PROBLEM DETAILS:
Of the lines in the entries below, state how many hold the word "Lagarde". Say nothing else.

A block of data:
——————————
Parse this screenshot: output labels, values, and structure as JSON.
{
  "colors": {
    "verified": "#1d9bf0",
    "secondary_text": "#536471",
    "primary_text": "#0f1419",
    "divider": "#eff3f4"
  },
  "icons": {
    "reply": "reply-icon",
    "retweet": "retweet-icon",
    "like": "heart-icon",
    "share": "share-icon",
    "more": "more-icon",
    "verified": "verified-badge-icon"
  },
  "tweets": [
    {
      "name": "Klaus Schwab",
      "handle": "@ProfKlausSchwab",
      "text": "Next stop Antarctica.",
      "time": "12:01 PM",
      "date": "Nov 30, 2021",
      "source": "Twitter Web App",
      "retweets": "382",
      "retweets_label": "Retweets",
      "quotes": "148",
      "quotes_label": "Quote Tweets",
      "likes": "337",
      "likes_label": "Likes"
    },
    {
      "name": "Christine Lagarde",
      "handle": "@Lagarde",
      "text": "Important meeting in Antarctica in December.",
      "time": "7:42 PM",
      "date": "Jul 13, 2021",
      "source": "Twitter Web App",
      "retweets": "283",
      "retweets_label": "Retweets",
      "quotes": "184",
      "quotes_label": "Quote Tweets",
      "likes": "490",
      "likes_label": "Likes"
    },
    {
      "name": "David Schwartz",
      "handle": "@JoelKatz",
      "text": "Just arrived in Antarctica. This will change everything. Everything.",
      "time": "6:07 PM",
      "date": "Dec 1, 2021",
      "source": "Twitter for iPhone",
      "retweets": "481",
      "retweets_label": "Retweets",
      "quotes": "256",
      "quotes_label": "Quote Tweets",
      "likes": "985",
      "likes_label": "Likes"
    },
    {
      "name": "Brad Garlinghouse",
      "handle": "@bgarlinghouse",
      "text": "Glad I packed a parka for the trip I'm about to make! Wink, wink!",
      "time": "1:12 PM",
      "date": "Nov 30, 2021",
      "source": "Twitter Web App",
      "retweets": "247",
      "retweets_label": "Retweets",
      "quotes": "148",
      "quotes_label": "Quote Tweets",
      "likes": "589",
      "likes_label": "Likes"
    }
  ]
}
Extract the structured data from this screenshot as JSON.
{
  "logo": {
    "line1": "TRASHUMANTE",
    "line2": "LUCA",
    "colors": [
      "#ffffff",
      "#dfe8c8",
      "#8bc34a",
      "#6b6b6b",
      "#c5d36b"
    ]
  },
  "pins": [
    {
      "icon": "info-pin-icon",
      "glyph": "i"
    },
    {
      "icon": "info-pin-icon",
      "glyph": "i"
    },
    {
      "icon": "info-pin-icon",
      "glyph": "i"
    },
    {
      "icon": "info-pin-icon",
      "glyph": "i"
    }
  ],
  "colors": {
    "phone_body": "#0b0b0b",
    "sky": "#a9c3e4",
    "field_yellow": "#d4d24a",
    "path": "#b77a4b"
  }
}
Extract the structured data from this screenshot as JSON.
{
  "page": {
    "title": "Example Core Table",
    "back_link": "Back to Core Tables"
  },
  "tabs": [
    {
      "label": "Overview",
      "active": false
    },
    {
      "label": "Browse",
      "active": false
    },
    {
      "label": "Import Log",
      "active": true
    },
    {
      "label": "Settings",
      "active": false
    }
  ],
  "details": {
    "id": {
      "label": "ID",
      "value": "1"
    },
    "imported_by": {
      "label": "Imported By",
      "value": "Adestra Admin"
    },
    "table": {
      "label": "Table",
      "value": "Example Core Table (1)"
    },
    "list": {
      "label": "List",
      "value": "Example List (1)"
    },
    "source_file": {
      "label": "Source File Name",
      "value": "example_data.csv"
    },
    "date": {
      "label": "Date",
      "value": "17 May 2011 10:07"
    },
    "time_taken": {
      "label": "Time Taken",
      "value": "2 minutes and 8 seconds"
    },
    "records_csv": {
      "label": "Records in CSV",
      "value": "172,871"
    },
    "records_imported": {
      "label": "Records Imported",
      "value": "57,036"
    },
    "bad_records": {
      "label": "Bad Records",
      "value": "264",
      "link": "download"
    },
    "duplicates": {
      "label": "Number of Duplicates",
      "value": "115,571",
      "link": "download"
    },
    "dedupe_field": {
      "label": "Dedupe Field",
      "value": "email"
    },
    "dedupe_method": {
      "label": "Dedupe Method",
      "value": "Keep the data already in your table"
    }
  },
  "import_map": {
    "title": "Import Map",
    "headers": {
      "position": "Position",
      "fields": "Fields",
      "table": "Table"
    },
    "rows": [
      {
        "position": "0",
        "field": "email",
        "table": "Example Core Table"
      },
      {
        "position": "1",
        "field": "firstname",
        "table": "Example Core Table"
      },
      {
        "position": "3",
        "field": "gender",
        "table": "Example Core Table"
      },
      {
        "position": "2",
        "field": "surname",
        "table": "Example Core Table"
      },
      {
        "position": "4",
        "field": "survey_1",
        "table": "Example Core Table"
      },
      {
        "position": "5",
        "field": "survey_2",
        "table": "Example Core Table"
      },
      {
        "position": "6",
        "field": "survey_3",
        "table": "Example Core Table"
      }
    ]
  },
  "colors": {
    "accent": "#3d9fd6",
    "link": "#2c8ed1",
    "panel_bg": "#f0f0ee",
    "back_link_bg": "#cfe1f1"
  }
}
——————————
OUTPUT FOR THIS TASK:
2